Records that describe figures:

______________________________

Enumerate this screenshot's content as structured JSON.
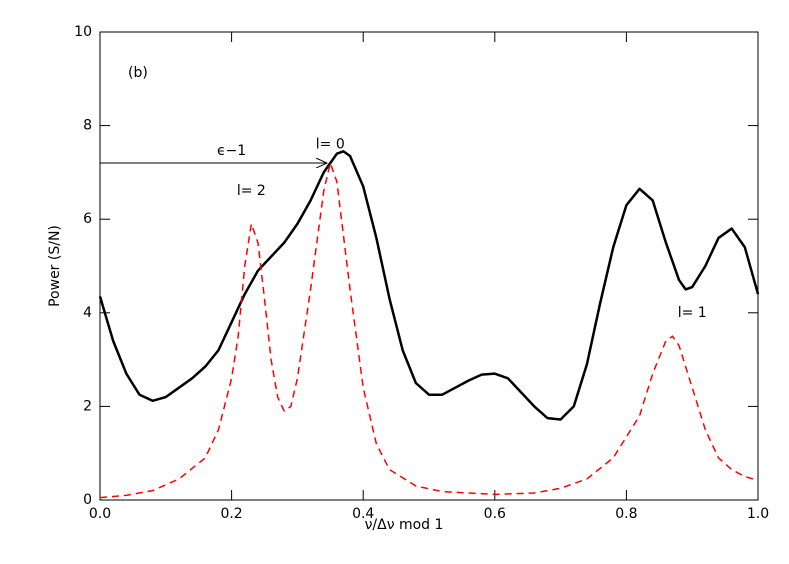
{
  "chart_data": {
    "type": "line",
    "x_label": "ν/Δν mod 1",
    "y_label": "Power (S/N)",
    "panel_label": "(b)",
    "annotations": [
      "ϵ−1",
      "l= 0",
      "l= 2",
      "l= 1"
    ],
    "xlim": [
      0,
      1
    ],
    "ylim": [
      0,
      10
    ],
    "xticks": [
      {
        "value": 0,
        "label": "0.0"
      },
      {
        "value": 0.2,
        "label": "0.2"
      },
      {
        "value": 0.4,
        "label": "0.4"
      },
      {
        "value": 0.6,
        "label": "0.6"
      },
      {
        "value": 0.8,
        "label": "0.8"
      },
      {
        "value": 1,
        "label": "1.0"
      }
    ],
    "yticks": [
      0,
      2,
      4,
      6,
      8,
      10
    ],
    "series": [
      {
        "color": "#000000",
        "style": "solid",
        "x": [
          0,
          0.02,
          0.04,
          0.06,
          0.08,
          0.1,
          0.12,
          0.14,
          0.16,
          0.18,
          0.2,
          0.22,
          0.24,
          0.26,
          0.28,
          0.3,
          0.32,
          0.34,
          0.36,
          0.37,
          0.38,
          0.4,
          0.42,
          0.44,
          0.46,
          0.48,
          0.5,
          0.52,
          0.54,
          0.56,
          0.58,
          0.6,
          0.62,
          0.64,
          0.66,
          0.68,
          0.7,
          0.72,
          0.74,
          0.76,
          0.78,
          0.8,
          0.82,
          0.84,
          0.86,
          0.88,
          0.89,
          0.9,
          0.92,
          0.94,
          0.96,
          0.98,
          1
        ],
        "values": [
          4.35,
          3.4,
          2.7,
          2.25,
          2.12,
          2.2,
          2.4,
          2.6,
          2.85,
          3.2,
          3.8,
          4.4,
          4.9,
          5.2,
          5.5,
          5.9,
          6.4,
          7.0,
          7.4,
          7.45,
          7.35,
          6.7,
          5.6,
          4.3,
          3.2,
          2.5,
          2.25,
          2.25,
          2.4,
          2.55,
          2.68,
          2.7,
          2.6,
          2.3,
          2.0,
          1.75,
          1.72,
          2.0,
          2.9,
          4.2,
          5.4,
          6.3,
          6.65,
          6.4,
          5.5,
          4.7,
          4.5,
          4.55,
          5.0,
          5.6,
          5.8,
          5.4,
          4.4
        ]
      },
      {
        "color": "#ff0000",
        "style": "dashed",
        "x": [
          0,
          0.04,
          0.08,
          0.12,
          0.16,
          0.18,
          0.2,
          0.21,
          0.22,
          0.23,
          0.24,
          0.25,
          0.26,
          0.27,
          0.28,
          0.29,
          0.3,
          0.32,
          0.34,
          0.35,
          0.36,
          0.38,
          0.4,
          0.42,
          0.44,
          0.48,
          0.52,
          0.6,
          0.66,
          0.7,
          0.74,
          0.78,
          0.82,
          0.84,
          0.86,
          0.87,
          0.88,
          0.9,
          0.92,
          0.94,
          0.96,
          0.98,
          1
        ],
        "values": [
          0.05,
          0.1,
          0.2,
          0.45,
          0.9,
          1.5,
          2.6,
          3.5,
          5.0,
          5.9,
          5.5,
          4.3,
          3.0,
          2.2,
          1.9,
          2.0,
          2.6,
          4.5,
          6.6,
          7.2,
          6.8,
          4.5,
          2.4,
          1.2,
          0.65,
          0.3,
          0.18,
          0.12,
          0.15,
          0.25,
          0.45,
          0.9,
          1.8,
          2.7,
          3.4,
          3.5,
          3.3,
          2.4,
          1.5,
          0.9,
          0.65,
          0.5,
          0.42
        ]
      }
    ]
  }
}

______________________________

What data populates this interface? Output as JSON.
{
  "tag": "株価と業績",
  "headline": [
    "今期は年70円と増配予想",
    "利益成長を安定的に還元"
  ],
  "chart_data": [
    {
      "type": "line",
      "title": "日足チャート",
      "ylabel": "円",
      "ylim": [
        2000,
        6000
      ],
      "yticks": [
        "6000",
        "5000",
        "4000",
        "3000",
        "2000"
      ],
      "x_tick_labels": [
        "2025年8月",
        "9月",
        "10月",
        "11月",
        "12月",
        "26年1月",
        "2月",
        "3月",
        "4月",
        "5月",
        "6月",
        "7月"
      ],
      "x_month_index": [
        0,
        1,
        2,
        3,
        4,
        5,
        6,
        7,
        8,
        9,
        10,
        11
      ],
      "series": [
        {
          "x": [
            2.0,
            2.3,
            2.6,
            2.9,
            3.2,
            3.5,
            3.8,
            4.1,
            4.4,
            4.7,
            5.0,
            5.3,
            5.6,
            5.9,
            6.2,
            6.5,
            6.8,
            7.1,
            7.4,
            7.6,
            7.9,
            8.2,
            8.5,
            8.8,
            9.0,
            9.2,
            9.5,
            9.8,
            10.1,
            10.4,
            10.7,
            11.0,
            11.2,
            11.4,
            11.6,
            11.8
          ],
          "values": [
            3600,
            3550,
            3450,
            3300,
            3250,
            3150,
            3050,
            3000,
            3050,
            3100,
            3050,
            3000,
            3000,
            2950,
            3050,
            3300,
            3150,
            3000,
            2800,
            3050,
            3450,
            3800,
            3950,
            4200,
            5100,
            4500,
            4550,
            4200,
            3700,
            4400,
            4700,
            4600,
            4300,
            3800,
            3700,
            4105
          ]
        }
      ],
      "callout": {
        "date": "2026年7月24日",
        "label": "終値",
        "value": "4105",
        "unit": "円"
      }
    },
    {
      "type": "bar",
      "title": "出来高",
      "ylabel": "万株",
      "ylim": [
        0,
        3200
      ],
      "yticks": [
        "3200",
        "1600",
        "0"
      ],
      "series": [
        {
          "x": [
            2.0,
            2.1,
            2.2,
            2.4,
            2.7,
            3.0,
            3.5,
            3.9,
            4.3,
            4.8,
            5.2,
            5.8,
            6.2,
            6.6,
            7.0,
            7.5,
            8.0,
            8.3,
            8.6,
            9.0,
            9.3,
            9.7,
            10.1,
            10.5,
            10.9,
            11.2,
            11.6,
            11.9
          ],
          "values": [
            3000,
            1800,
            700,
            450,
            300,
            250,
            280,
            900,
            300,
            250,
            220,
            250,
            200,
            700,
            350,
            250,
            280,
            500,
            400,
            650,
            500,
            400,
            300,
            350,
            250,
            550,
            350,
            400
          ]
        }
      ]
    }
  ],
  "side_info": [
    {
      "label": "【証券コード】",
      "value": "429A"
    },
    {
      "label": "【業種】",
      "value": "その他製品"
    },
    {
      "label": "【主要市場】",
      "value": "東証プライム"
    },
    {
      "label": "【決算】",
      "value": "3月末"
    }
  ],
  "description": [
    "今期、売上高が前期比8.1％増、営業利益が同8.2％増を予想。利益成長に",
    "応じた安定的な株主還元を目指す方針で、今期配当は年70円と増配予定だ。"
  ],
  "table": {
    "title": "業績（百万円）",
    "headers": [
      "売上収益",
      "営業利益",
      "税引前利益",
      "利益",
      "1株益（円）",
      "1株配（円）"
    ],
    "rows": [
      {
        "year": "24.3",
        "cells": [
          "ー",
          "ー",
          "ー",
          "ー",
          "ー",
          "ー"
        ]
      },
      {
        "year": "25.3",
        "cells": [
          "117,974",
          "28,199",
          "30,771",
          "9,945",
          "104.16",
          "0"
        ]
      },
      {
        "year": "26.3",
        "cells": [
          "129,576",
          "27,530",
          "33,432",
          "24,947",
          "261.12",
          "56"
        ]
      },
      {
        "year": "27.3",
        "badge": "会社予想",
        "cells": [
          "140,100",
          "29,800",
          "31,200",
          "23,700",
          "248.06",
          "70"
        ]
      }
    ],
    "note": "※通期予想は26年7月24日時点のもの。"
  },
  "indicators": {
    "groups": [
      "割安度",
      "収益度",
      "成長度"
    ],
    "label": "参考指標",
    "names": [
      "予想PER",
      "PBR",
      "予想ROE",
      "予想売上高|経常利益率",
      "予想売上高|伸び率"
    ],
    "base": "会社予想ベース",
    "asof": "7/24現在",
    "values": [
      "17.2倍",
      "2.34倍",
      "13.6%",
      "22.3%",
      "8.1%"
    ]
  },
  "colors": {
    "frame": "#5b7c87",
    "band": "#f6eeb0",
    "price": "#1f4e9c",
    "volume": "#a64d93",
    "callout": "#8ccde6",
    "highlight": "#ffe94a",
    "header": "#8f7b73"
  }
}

______________________________

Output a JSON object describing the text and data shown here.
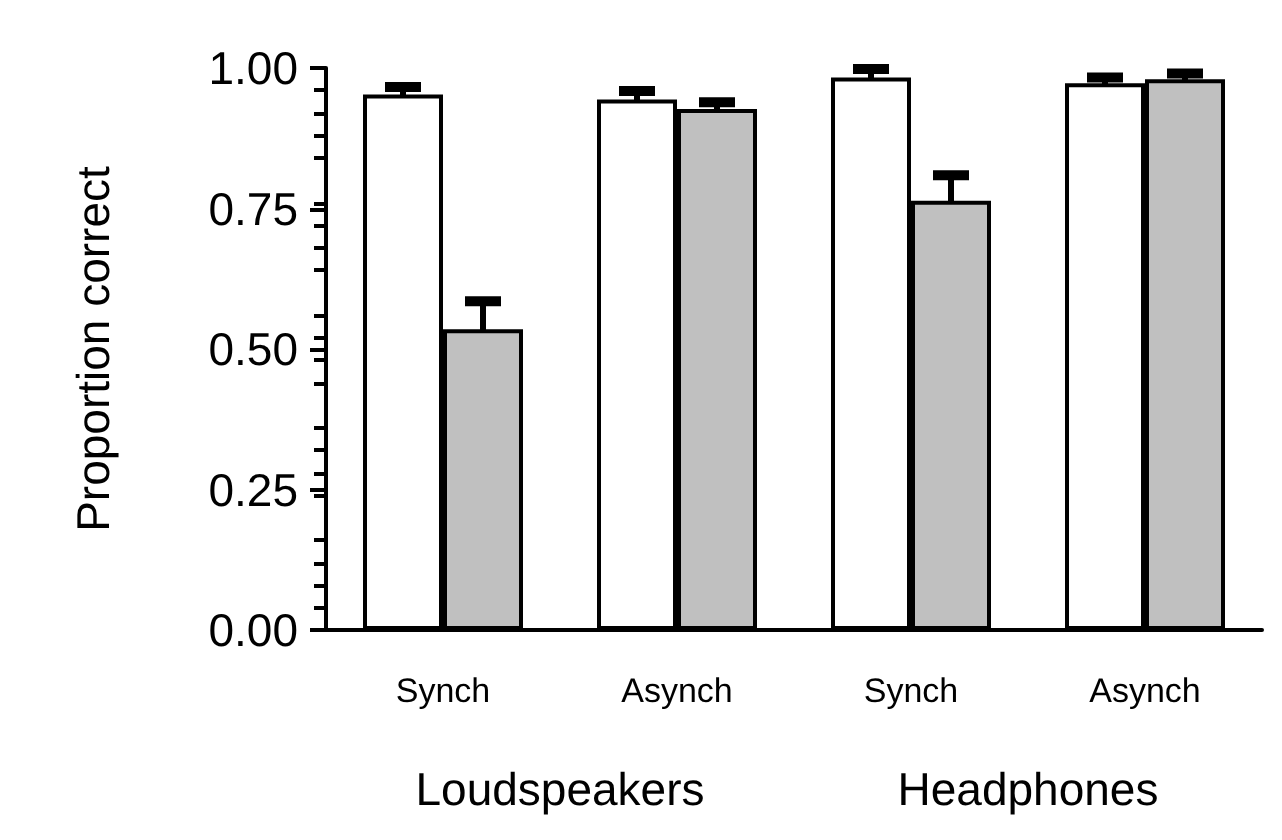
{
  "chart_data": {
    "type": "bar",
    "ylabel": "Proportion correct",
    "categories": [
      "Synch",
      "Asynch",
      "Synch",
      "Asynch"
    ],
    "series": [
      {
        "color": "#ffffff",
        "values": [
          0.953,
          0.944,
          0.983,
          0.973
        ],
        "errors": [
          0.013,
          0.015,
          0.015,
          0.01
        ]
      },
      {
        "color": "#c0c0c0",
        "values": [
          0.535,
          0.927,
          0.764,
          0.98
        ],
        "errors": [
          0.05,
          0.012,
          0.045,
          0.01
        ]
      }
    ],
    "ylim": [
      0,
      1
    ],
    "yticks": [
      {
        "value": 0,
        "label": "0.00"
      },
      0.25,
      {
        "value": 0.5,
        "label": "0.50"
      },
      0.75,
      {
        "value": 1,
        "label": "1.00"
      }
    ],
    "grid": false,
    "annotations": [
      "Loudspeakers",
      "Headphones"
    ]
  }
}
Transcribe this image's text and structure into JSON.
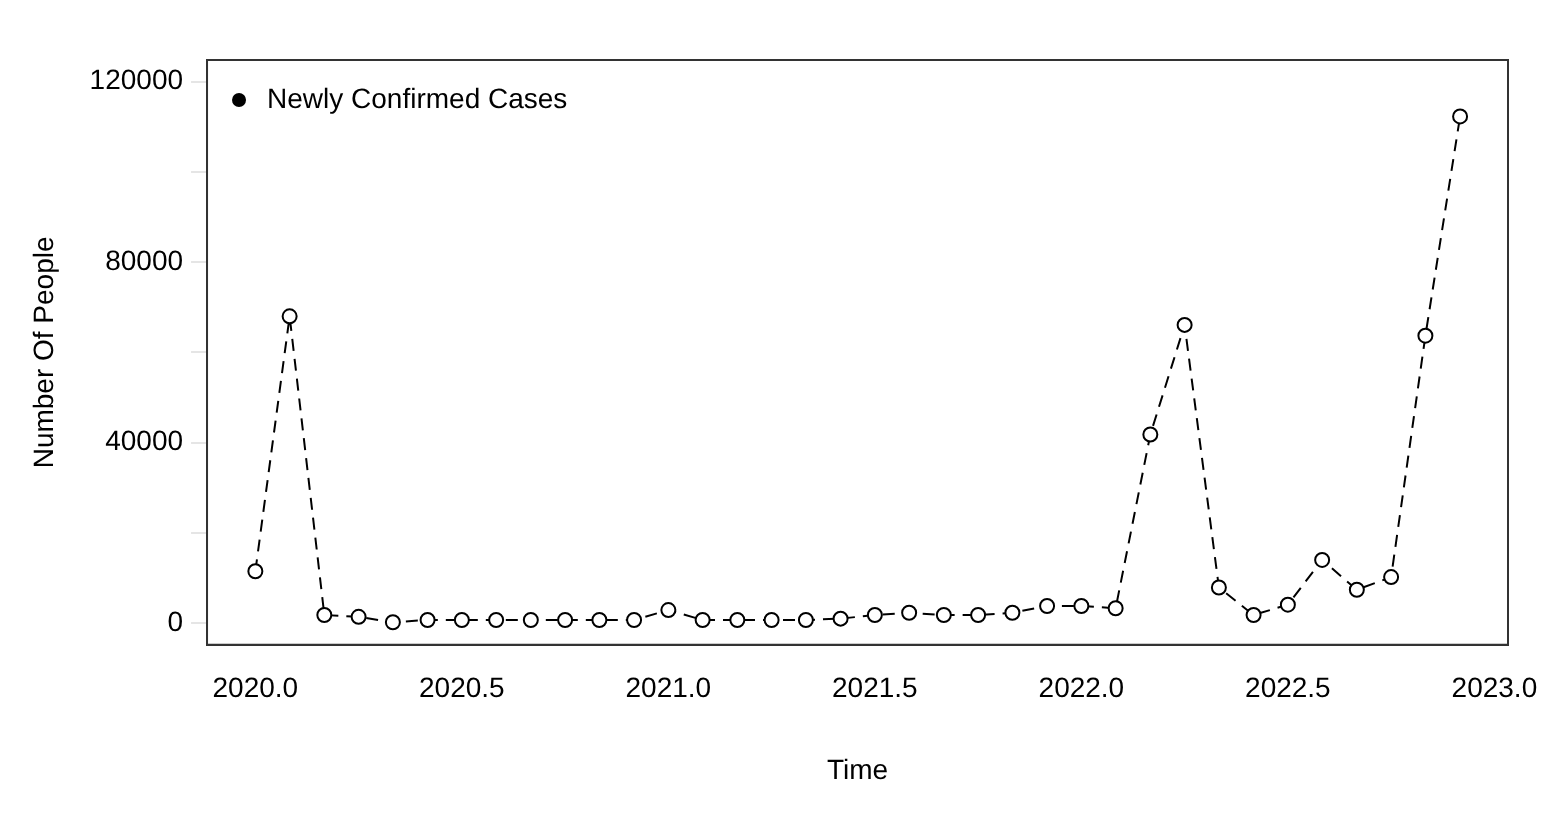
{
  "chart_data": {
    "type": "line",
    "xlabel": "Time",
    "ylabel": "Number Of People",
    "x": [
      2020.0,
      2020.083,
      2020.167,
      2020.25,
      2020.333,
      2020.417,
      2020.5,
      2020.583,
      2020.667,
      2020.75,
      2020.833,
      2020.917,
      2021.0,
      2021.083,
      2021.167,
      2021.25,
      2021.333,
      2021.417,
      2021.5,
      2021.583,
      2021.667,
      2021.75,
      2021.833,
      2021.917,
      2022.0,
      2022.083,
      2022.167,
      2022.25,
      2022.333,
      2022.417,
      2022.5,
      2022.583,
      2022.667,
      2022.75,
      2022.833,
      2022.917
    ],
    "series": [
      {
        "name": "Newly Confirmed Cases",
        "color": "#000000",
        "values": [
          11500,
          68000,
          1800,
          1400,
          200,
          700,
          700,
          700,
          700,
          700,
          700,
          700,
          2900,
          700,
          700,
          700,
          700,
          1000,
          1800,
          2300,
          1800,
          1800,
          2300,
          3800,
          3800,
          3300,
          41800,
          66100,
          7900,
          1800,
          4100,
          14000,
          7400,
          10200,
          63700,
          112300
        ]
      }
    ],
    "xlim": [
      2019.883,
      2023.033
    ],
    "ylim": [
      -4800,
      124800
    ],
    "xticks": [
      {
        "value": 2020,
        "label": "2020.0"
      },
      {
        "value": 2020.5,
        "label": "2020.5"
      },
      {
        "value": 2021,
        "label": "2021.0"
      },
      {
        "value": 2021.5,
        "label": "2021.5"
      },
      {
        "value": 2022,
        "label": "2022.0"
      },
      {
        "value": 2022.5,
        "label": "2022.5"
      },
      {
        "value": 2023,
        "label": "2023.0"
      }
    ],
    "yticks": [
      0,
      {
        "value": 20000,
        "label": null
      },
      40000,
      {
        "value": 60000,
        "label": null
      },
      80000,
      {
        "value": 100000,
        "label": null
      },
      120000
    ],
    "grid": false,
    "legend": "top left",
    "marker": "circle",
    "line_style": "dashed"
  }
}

______________________________

WRITTEN INSTRUCTION:
From the records above, copy every line that holds the word "type".

ANSWER TO THE TASK:
    "type": "line",
      "type": "line",
      "type": "bar",
    "type": "bar",
    "type": "line",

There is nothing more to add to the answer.